— start ENTRIES —

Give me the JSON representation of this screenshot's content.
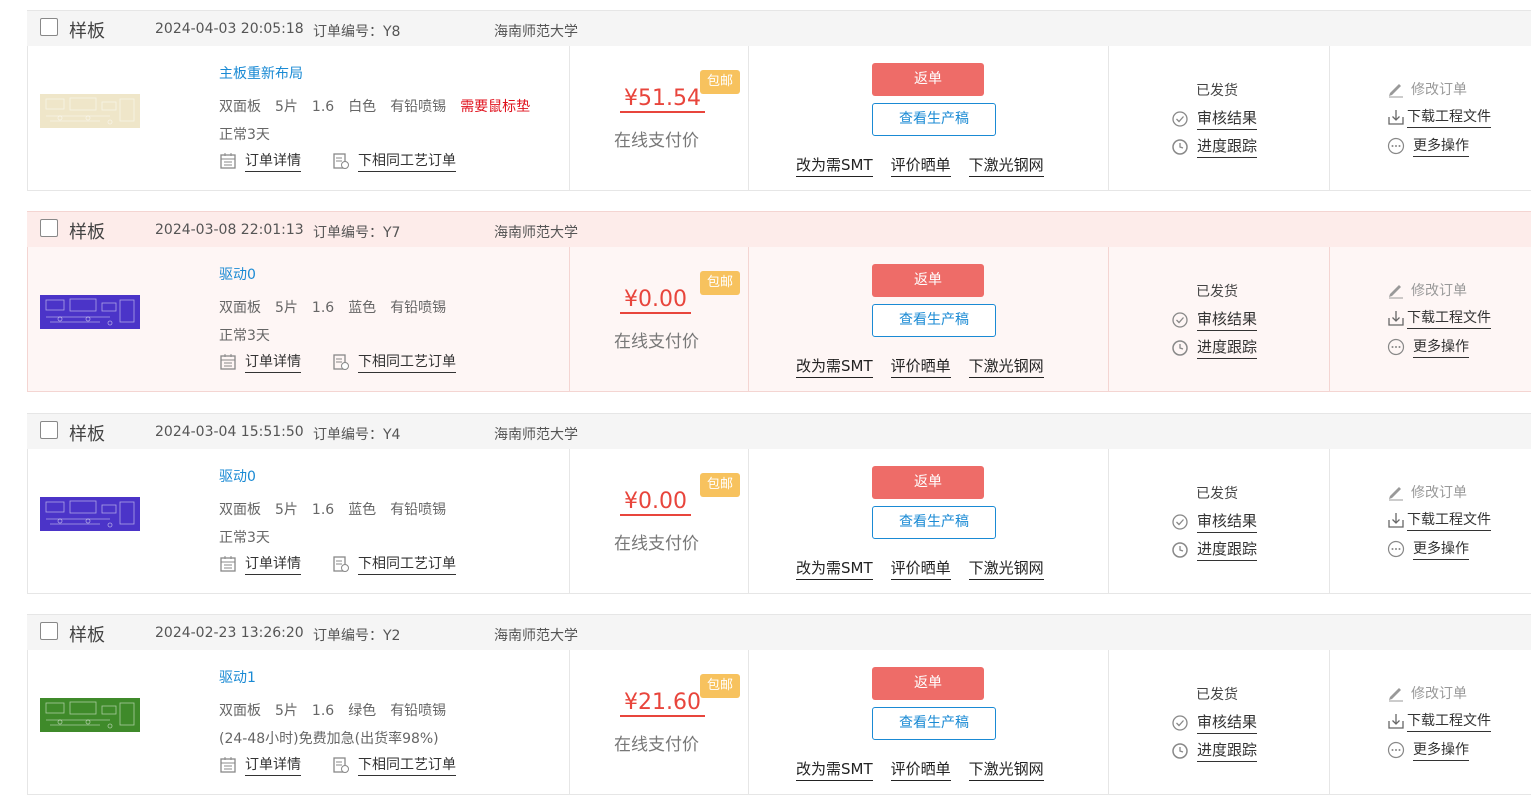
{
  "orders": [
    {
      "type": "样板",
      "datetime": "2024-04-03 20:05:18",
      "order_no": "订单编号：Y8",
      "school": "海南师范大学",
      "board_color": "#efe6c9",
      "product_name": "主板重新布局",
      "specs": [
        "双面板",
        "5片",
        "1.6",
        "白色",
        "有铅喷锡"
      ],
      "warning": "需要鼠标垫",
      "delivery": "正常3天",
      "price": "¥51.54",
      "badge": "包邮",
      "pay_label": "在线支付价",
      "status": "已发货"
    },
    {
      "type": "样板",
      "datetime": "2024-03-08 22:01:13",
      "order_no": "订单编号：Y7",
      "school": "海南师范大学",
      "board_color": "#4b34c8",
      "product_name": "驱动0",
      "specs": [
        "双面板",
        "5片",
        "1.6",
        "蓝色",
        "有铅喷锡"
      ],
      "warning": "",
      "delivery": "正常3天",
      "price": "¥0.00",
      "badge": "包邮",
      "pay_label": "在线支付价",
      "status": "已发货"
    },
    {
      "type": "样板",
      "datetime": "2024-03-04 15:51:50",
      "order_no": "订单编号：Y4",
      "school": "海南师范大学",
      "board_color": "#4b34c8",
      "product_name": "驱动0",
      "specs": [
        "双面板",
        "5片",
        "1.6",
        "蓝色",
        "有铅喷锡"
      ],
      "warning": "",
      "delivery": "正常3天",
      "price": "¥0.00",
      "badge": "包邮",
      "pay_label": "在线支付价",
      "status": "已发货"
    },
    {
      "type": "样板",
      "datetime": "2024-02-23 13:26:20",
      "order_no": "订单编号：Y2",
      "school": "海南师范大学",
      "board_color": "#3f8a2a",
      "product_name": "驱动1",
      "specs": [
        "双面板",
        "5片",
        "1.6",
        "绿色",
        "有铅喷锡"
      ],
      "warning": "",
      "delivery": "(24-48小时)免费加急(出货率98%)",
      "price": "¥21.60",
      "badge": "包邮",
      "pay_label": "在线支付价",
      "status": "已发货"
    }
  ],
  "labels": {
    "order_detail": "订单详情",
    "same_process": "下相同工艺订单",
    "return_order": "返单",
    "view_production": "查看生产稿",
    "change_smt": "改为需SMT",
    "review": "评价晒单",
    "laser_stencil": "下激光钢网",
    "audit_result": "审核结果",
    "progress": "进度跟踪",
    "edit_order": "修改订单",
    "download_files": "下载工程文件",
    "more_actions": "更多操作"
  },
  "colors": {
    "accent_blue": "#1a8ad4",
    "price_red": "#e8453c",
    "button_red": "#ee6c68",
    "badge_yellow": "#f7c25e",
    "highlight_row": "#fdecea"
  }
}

— end ENTRIES —
— start ENTRIES —

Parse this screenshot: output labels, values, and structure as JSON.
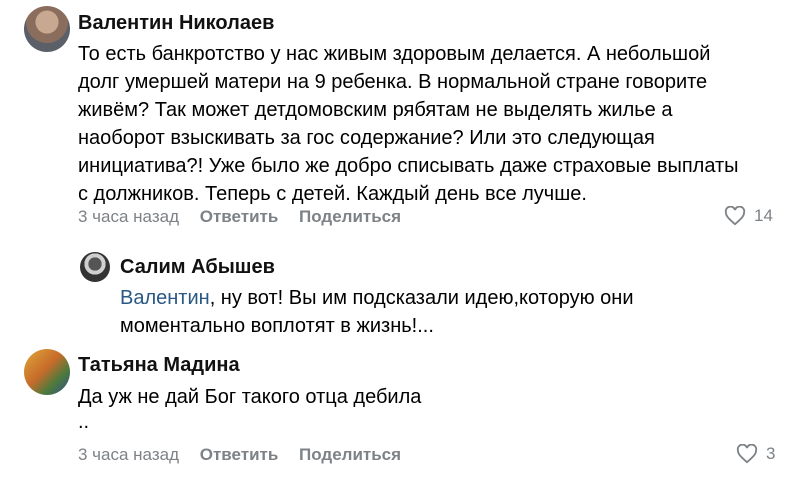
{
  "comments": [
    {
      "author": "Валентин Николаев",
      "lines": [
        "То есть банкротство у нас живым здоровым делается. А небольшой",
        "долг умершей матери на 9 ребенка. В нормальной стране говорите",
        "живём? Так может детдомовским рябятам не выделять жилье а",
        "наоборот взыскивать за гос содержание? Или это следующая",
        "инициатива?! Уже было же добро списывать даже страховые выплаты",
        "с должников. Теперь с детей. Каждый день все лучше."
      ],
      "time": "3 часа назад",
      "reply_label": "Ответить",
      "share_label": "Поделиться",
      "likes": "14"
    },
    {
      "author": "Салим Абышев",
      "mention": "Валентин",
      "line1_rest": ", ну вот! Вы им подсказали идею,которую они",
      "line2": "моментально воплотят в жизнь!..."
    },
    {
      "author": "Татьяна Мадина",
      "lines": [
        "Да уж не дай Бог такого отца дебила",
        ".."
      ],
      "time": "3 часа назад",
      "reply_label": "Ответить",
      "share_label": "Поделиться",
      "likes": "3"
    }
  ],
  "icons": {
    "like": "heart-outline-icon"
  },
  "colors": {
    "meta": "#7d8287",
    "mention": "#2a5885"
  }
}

— end ENTRIES —

▶ **REQUIREMENT**
Copy out every line from the records that has the word "订单编号".

▶ **TASK RESULT**
      "order_no": "订单编号：Y8",
      "order_no": "订单编号：Y7",
      "order_no": "订单编号：Y4",
      "order_no": "订单编号：Y2",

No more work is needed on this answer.